Directive:
Transcribe all records exactly.

** start Given records **

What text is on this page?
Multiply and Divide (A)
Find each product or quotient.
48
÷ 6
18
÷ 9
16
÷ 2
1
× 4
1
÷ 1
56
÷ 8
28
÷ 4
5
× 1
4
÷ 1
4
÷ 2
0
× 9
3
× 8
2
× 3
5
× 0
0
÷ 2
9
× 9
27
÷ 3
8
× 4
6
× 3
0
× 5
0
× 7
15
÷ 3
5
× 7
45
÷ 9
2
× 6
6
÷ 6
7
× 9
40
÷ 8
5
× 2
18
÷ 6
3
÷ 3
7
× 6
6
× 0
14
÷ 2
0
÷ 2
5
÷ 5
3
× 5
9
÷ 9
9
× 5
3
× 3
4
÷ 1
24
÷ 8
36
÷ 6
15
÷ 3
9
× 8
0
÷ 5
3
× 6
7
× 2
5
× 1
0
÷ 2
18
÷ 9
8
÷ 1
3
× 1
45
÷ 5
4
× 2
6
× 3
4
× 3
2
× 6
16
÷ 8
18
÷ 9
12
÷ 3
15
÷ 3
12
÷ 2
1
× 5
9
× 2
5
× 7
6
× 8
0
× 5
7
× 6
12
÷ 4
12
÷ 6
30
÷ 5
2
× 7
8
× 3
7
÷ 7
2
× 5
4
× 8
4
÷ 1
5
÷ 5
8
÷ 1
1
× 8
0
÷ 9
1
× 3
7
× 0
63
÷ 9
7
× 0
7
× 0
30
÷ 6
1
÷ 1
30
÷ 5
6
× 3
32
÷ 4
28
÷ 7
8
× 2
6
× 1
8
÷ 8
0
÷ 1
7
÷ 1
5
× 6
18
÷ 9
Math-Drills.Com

** end Given records **

Written solution:
What text is on this page?
Multiply and Divide (A)
Find each product or quotient.
48
÷ 6
18
÷ 9
16
÷ 2
1
× 4
1
÷ 1
56
÷ 8
28
÷ 4
5
× 1
4
÷ 1
4
÷ 2
0
× 9
3
× 8
2
× 3
5
× 0
0
÷ 2
9
× 9
27
÷ 3
8
× 4
6
× 3
0
× 5
0
× 7
15
÷ 3
5
× 7
45
÷ 9
2
× 6
6
÷ 6
7
× 9
40
÷ 8
5
× 2
18
÷ 6
3
÷ 3
7
× 6
6
× 0
14
÷ 2
0
÷ 2
5
÷ 5
3
× 5
9
÷ 9
9
× 5
3
× 3
4
÷ 1
24
÷ 8
36
÷ 6
15
÷ 3
9
× 8
0
÷ 5
3
× 6
7
× 2
5
× 1
0
÷ 2
18
÷ 9
8
÷ 1
3
× 1
45
÷ 5
4
× 2
6
× 3
4
× 3
2
× 6
16
÷ 8
18
÷ 9
12
÷ 3
15
÷ 3
12
÷ 2
1
× 5
9
× 2
5
× 7
6
× 8
0
× 5
7
× 6
12
÷ 4
12
÷ 6
30
÷ 5
2
× 7
8
× 3
7
÷ 7
2
× 5
4
× 8
4
÷ 1
5
÷ 5
8
÷ 1
1
× 8
0
÷ 9
1
× 3
7
× 0
63
÷ 9
7
× 0
7
× 0
30
÷ 6
1
÷ 1
30
÷ 5
6
× 3
32
÷ 4
28
÷ 7
8
× 2
6
× 1
8
÷ 8
0
÷ 1
7
÷ 1
5
× 6
18
÷ 9
Math-Drills.Com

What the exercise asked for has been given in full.